Which lines hold the word "subtitle"? Copy each of them from the material.

....................

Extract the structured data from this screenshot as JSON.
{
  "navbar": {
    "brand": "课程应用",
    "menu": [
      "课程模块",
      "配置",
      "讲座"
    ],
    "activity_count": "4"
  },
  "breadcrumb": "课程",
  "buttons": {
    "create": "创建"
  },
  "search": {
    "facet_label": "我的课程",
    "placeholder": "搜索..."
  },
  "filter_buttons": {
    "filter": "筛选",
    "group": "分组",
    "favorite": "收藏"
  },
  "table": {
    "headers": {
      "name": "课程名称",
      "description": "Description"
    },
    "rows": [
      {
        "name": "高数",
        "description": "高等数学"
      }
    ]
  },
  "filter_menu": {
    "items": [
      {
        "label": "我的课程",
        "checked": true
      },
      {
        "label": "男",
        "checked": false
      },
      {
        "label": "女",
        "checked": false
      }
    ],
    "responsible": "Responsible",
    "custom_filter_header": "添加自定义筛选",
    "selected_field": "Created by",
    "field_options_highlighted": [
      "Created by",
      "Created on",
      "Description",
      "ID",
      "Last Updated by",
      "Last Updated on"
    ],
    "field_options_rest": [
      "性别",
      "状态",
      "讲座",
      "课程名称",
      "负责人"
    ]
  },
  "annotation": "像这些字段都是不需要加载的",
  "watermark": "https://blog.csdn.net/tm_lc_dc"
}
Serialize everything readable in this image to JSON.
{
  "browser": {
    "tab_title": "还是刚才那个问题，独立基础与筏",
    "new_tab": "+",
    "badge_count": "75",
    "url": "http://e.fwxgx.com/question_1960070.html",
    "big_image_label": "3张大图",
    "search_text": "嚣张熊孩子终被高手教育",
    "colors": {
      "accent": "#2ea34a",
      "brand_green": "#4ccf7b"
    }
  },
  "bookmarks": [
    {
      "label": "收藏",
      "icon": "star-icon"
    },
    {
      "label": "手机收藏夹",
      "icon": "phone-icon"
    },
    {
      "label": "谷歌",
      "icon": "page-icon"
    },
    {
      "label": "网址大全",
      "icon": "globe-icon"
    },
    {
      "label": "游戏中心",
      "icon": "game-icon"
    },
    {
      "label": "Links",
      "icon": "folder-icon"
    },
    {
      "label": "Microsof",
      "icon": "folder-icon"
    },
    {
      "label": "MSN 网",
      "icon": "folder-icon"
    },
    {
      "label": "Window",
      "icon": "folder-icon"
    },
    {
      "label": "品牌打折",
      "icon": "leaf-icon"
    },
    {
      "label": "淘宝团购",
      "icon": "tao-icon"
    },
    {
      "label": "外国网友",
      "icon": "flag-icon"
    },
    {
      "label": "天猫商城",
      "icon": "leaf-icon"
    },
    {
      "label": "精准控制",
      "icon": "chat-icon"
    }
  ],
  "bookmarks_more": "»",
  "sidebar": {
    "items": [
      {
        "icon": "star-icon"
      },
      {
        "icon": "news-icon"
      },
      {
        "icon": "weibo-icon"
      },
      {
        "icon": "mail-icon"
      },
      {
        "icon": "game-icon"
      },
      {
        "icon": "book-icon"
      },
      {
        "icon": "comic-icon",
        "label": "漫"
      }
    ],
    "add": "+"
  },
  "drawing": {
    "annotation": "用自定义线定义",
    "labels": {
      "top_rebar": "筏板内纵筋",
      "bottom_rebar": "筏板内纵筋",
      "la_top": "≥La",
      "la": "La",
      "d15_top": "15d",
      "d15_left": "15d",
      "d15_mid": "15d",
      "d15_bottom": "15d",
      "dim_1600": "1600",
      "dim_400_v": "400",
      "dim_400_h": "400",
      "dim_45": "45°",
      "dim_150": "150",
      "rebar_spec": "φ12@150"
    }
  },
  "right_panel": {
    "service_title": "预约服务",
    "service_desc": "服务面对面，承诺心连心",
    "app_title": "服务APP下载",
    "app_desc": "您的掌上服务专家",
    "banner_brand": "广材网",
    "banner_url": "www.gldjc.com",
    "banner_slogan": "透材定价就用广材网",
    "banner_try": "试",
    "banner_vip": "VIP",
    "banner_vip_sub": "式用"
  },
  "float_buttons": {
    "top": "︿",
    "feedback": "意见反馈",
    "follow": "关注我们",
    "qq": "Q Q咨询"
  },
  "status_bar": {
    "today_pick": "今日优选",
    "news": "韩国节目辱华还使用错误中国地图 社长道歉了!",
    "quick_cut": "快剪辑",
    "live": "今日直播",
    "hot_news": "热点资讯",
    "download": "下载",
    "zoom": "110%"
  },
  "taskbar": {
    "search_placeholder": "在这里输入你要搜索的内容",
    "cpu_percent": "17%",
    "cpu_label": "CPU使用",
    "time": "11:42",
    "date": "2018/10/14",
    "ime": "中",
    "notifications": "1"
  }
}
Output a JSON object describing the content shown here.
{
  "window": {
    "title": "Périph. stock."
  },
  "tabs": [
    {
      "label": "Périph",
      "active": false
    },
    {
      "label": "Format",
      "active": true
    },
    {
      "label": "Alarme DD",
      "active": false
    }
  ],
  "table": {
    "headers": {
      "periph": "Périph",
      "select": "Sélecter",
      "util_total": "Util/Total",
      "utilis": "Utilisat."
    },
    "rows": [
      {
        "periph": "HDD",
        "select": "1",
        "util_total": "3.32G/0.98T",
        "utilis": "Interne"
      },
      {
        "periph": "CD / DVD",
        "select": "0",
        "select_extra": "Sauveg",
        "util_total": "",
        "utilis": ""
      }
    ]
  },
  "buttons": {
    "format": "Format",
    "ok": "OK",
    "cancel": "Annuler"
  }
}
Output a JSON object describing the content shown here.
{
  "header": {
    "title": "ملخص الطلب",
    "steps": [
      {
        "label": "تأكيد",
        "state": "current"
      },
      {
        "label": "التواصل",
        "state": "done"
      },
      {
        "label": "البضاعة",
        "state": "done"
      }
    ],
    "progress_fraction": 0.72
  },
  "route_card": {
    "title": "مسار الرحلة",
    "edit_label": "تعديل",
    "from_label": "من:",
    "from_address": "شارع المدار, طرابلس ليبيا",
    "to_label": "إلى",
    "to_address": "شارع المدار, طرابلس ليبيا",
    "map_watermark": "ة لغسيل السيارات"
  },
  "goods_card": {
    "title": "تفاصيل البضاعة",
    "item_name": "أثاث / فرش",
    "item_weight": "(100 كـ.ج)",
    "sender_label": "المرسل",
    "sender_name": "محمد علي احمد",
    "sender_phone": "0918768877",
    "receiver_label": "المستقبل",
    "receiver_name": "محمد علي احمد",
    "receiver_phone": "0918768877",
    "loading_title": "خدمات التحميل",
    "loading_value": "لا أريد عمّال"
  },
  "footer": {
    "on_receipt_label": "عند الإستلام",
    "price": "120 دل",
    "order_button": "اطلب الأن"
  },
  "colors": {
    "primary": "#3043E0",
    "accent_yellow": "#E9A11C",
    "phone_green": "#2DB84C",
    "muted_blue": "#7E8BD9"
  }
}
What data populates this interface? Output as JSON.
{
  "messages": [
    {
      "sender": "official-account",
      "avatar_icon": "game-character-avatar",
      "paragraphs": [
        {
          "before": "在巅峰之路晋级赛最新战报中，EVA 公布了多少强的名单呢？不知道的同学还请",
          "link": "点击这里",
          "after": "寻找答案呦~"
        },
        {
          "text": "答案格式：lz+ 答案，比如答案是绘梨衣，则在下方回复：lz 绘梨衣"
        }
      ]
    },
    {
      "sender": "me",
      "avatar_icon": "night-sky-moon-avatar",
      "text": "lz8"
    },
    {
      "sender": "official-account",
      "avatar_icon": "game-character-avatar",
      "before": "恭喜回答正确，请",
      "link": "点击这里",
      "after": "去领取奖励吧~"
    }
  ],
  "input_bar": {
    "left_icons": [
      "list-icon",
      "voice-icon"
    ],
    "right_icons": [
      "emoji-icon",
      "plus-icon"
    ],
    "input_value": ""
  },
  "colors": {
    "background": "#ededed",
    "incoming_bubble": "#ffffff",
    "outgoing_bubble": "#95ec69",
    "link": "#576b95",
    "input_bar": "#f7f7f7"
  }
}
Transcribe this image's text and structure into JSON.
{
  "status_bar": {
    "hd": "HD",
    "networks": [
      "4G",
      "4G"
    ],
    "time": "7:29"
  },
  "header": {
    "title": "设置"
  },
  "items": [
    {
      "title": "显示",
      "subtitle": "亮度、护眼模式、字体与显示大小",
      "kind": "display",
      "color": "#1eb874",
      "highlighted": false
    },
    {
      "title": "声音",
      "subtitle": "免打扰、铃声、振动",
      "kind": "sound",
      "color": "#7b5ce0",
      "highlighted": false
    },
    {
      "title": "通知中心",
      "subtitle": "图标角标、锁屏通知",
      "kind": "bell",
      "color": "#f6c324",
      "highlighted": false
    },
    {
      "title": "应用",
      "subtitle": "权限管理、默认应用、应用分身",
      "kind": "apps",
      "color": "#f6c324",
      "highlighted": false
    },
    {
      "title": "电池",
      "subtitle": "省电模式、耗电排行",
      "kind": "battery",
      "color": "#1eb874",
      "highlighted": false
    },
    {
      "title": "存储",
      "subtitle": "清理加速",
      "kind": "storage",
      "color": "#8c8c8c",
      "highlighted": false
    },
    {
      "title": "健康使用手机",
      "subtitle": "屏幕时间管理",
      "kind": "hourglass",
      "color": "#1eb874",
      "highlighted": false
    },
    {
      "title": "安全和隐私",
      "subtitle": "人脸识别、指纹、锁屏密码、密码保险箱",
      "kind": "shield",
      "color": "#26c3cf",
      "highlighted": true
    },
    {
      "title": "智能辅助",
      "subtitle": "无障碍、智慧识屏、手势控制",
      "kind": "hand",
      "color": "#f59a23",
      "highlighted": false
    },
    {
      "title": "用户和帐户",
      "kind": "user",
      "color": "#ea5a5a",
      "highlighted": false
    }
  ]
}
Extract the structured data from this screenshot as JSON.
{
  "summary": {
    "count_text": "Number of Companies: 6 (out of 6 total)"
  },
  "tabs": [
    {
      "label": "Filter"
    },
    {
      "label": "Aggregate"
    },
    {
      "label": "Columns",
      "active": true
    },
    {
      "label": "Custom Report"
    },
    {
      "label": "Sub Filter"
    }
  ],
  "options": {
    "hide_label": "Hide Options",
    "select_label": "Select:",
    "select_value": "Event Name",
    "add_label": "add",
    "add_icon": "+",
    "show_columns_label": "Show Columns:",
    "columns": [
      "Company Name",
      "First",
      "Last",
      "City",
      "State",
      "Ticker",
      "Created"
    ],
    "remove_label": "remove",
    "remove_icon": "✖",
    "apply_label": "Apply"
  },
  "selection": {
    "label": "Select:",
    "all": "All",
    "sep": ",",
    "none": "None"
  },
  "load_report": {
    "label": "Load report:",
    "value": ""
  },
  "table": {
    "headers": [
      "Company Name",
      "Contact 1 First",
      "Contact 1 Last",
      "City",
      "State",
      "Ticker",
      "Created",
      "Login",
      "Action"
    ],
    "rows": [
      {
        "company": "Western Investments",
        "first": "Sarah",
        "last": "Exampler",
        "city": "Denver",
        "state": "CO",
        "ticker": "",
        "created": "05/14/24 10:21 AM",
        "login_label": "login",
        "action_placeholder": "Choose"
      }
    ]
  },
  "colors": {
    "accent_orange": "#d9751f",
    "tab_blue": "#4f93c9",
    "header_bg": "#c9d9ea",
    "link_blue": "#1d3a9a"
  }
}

....................

# Problem solution
      "subtitle": "亮度、护眼模式、字体与显示大小",
      "subtitle": "免打扰、铃声、振动",
      "subtitle": "图标角标、锁屏通知",
      "subtitle": "权限管理、默认应用、应用分身",
      "subtitle": "省电模式、耗电排行",
      "subtitle": "清理加速",
      "subtitle": "屏幕时间管理",
      "subtitle": "人脸识别、指纹、锁屏密码、密码保险箱",
      "subtitle": "无障碍、智慧识屏、手势控制",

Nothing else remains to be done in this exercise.